What to do => Your answer should be a single number: how many lines in the data below hold the string "JSON".

Material shown =>
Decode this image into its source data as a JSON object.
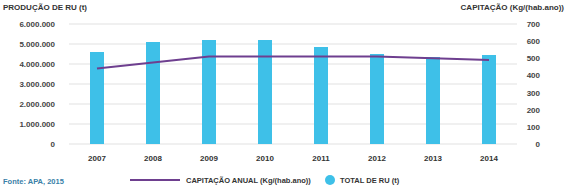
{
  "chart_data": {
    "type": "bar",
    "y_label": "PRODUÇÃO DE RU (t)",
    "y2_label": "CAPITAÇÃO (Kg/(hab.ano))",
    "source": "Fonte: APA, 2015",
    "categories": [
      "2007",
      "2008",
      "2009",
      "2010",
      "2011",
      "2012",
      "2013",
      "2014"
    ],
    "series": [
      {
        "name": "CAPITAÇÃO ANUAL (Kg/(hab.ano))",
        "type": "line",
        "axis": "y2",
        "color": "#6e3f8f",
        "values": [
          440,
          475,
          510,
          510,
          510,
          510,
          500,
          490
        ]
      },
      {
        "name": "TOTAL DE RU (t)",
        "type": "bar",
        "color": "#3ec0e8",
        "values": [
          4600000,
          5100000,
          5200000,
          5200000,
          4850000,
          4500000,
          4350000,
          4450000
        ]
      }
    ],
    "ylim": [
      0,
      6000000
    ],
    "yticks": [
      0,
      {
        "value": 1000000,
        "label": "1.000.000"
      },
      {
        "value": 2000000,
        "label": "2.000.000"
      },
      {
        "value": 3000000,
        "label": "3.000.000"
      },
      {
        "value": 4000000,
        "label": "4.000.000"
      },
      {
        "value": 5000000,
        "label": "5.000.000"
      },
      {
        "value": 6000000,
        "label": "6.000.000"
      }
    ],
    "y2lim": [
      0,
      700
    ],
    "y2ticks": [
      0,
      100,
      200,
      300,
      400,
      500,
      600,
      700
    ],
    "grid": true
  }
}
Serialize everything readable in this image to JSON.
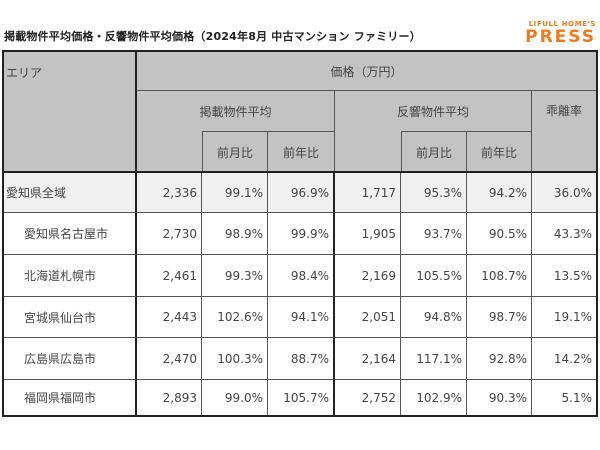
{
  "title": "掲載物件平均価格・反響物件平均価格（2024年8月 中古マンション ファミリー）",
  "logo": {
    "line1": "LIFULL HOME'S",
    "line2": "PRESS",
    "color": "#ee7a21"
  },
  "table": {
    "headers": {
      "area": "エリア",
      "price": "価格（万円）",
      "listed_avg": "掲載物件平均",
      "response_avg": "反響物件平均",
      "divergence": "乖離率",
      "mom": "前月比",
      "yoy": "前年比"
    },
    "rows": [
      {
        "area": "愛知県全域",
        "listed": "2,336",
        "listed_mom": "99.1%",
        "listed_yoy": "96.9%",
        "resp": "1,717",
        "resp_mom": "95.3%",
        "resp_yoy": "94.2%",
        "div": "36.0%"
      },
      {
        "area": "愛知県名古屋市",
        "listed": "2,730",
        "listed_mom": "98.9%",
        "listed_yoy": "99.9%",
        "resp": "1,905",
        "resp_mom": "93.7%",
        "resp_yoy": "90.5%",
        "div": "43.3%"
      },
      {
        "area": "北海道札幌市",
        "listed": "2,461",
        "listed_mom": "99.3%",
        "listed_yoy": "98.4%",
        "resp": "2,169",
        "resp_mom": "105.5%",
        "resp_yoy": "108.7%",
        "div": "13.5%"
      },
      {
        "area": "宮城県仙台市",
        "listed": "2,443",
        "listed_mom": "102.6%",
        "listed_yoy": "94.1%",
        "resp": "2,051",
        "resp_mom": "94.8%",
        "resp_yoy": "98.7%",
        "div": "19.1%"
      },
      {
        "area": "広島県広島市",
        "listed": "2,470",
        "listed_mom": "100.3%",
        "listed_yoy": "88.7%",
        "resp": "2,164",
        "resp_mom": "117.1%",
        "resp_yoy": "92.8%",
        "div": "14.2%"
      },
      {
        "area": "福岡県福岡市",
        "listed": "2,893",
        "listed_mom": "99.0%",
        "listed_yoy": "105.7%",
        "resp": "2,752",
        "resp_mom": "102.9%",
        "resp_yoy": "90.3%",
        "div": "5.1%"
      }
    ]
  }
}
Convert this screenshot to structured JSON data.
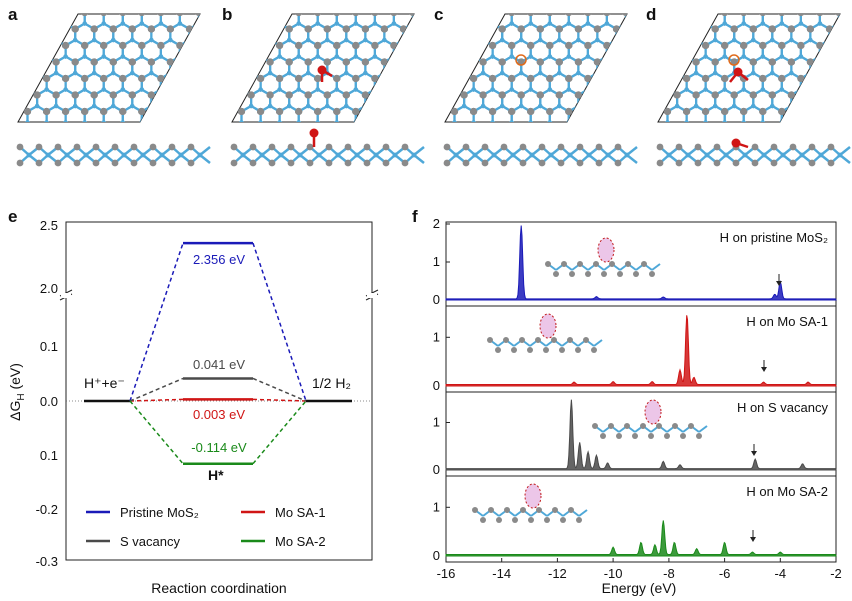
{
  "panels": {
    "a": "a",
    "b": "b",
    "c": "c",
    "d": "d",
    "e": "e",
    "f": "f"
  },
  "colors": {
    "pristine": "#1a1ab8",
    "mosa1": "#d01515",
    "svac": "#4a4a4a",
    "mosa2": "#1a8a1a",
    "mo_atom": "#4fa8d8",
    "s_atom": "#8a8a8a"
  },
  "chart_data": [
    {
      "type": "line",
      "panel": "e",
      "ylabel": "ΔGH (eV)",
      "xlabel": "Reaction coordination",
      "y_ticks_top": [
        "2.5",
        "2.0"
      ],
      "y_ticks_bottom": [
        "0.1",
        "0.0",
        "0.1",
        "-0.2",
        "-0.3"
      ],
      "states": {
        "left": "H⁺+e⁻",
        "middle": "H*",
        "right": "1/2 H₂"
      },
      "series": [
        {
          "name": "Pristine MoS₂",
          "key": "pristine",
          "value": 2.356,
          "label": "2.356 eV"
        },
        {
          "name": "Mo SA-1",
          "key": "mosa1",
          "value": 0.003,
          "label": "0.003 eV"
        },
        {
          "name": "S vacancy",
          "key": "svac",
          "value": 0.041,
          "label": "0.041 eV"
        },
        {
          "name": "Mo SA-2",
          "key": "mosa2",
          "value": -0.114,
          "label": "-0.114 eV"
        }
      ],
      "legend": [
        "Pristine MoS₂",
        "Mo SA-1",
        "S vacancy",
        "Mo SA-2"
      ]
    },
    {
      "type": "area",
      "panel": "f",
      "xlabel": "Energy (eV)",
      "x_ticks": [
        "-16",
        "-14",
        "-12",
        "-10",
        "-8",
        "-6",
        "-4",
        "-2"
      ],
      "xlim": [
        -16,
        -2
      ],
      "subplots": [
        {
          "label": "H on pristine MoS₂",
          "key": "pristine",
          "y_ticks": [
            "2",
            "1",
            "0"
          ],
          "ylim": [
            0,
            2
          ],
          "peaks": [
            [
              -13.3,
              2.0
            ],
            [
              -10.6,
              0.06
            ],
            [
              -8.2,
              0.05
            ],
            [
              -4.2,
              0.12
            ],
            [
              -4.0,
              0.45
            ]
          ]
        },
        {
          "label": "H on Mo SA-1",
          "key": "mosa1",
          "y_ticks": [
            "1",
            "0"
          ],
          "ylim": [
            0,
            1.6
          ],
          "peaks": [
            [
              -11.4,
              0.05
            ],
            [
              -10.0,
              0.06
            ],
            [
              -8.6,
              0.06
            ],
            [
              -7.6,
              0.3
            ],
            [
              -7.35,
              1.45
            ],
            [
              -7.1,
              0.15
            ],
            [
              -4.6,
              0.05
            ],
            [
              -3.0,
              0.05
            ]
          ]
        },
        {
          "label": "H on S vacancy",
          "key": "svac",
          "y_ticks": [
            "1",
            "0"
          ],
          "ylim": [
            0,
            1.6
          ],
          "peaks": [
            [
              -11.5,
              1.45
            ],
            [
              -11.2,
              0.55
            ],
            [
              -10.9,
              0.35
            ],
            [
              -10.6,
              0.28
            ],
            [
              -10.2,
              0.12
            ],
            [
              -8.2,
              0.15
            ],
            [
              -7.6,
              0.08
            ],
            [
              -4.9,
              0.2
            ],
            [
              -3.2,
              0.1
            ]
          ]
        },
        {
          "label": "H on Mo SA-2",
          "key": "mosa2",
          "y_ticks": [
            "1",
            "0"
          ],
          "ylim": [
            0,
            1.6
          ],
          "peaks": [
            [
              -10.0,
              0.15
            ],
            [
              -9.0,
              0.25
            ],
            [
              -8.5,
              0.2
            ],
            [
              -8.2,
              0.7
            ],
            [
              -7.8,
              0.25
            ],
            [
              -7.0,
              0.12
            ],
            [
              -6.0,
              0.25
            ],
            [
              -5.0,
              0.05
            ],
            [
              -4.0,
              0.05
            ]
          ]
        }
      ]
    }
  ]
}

==

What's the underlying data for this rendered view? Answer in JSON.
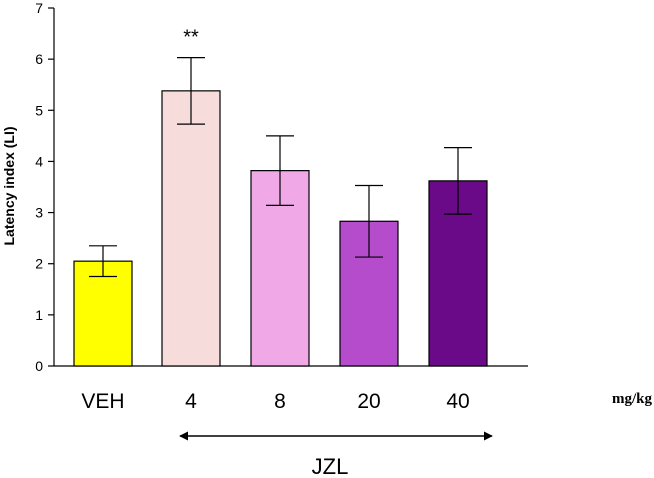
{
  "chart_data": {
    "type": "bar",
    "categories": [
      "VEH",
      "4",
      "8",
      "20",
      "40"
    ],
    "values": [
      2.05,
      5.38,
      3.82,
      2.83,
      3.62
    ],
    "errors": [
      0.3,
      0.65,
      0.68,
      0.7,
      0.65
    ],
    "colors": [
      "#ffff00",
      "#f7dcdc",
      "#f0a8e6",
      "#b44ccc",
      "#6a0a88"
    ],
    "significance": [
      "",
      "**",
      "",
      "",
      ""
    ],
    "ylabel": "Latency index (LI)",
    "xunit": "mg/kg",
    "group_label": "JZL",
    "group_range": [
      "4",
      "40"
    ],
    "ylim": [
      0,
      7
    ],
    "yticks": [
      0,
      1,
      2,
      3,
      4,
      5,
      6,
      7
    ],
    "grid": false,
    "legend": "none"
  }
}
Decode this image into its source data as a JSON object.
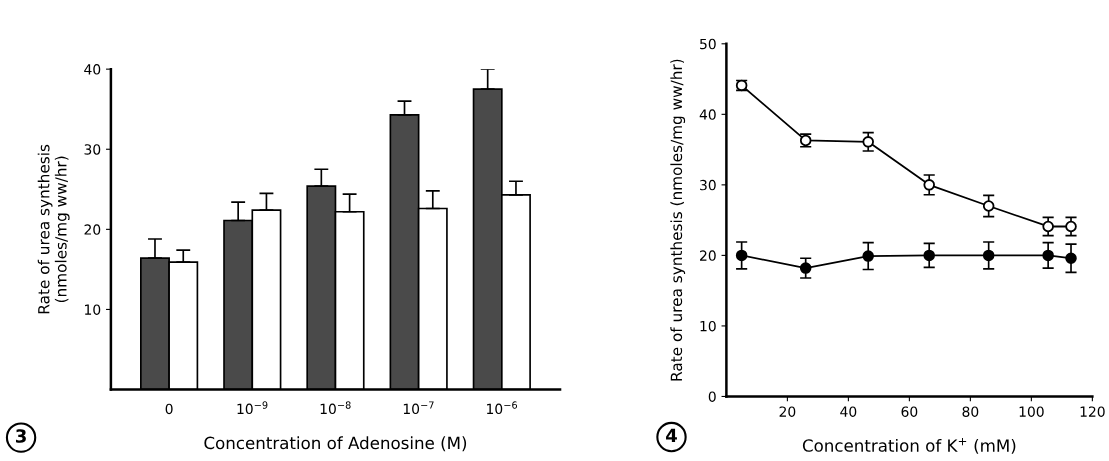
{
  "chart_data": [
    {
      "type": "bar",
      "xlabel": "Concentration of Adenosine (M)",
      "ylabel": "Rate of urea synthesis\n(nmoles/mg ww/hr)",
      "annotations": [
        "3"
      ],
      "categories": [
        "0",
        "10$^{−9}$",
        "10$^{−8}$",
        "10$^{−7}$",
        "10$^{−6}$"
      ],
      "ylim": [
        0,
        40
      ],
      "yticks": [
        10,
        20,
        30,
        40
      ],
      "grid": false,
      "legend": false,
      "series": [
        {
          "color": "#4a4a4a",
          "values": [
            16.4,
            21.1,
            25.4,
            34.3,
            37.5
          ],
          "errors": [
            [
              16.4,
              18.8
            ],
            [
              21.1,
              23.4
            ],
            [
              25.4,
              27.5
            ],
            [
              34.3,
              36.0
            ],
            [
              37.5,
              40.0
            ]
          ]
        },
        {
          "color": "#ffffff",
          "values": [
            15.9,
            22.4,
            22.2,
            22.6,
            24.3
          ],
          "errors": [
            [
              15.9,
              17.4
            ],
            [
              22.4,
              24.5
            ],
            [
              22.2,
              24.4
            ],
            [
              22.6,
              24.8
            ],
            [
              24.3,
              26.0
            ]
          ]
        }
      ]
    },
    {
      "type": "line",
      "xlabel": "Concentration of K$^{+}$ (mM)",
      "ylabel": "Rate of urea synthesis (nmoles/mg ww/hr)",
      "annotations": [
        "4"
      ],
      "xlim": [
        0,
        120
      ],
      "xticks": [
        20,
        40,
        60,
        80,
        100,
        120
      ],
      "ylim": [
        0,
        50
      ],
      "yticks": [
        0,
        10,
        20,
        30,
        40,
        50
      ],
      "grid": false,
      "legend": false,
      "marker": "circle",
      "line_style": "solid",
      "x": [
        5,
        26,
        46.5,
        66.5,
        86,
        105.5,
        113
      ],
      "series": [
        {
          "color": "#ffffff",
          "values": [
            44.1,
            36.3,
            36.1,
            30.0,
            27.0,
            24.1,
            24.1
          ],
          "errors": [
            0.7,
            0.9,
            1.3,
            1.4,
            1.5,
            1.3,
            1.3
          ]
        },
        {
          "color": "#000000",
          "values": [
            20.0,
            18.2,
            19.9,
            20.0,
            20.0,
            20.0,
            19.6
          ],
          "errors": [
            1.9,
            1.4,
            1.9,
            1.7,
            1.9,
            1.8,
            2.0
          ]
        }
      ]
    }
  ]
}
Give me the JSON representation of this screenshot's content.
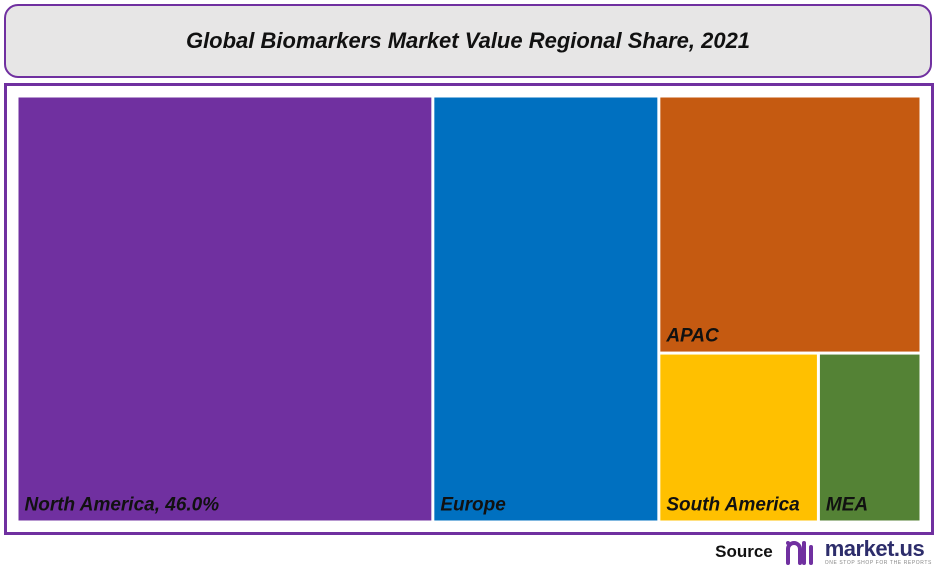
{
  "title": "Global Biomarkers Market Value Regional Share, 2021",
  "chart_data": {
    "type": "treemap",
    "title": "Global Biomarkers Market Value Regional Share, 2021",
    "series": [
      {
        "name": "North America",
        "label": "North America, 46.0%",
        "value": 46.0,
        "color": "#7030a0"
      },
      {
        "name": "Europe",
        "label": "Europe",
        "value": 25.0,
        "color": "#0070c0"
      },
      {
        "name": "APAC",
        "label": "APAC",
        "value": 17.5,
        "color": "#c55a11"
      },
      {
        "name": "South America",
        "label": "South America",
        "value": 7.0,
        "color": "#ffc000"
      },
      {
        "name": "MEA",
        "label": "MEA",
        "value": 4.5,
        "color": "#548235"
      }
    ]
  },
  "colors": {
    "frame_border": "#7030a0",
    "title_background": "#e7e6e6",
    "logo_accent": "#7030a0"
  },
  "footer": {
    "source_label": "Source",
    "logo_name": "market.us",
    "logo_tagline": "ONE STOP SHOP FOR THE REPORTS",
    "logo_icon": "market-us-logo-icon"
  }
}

==

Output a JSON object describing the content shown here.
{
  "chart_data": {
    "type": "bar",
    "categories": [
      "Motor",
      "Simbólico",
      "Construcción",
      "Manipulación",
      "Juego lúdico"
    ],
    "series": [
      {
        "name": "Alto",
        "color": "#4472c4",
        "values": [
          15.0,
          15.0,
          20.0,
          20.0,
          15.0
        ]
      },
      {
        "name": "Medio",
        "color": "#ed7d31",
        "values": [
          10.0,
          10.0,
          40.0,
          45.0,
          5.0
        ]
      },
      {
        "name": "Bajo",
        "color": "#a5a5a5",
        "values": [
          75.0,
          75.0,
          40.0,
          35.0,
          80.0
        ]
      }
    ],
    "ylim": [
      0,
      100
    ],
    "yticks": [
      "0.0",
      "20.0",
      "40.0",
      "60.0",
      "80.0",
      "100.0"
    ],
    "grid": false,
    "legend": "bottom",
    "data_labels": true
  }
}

Response for this exercise => 7